Data excerpts:
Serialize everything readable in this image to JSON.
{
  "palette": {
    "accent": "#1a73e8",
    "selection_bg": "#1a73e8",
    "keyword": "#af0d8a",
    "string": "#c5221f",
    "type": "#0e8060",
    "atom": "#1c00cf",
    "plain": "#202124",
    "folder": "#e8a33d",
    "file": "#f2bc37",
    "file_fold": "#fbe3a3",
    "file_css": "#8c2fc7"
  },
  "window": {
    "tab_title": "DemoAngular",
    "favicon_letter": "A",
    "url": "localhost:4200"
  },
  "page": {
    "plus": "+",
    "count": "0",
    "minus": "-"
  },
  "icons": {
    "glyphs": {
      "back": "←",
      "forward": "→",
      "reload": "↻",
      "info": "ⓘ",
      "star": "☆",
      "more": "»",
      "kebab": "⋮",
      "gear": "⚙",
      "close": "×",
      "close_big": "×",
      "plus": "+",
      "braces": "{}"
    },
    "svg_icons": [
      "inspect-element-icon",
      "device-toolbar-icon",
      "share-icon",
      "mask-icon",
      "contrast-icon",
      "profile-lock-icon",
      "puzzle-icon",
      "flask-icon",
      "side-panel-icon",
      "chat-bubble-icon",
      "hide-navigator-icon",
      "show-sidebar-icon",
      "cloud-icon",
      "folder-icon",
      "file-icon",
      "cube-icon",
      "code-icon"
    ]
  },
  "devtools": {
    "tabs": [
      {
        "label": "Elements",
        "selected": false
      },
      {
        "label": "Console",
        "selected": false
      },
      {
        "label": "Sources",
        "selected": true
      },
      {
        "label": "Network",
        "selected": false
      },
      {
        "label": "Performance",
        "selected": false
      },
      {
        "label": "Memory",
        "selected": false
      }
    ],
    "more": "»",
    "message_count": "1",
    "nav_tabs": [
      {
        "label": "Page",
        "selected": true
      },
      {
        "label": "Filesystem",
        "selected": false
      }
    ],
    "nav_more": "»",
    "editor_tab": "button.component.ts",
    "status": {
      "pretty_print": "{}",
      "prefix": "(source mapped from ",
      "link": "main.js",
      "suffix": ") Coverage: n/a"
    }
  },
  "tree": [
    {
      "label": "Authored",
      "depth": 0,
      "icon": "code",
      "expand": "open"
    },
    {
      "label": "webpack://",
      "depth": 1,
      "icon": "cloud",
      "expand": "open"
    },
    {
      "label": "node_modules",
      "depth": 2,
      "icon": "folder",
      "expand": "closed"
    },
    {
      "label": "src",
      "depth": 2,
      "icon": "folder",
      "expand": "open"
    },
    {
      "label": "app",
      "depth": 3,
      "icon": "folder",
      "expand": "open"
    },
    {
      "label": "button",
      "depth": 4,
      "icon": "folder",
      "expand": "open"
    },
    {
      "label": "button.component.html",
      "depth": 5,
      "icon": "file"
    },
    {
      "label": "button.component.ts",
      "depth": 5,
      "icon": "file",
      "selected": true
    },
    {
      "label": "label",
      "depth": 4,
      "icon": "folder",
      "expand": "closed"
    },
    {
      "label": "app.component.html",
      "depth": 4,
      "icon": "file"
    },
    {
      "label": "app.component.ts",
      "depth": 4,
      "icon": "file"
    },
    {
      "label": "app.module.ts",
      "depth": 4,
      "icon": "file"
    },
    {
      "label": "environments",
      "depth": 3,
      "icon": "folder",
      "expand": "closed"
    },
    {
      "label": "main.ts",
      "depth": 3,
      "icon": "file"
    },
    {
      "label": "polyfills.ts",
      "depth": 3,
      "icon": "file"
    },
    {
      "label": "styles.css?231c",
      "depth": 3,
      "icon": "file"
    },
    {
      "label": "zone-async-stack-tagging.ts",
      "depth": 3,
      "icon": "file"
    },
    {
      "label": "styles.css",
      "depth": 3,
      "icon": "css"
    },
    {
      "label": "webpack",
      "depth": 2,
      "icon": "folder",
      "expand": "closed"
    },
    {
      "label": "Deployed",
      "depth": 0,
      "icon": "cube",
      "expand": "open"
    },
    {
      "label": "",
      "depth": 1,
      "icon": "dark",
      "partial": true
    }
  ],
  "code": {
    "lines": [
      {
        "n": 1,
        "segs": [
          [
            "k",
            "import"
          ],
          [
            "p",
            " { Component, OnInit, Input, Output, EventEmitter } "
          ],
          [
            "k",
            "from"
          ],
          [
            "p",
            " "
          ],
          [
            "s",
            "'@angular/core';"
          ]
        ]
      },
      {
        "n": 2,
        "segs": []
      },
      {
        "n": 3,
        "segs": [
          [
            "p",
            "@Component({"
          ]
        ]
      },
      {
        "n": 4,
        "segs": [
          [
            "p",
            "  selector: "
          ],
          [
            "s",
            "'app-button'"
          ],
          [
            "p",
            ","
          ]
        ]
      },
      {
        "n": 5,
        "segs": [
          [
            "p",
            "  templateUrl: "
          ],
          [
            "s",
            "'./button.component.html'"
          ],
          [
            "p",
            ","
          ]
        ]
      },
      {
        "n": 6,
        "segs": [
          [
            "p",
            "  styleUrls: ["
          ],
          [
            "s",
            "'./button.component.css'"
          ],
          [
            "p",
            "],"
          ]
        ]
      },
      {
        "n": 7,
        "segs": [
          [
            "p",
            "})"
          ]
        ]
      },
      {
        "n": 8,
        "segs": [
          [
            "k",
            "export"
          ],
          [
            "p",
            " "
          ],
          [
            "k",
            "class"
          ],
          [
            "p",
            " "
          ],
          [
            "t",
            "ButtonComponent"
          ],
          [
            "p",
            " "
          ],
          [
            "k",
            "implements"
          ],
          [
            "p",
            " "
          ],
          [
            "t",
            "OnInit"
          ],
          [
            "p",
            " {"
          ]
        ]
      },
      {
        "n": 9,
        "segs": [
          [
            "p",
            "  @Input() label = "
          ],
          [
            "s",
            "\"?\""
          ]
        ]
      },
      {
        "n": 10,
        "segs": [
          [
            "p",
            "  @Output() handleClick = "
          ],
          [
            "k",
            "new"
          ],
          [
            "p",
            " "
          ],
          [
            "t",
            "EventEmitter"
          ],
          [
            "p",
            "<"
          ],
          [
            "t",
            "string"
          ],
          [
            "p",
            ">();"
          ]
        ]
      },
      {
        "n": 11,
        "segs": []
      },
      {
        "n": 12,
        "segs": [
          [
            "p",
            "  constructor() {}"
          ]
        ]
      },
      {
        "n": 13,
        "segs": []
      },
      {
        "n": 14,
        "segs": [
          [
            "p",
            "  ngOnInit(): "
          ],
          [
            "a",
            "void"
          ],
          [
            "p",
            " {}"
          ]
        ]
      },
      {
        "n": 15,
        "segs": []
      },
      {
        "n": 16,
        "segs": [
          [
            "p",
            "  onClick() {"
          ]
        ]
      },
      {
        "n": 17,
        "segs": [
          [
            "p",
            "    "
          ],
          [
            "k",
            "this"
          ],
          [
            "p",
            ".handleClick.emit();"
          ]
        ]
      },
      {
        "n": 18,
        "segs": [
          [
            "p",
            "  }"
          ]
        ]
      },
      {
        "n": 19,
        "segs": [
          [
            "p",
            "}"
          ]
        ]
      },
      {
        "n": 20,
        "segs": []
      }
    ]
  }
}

> _AIM_: Copy each line of the records that contains the word "this".

> _EXERCISE OUTPUT_:
Serialize everything readable in this image to JSON.
            "this"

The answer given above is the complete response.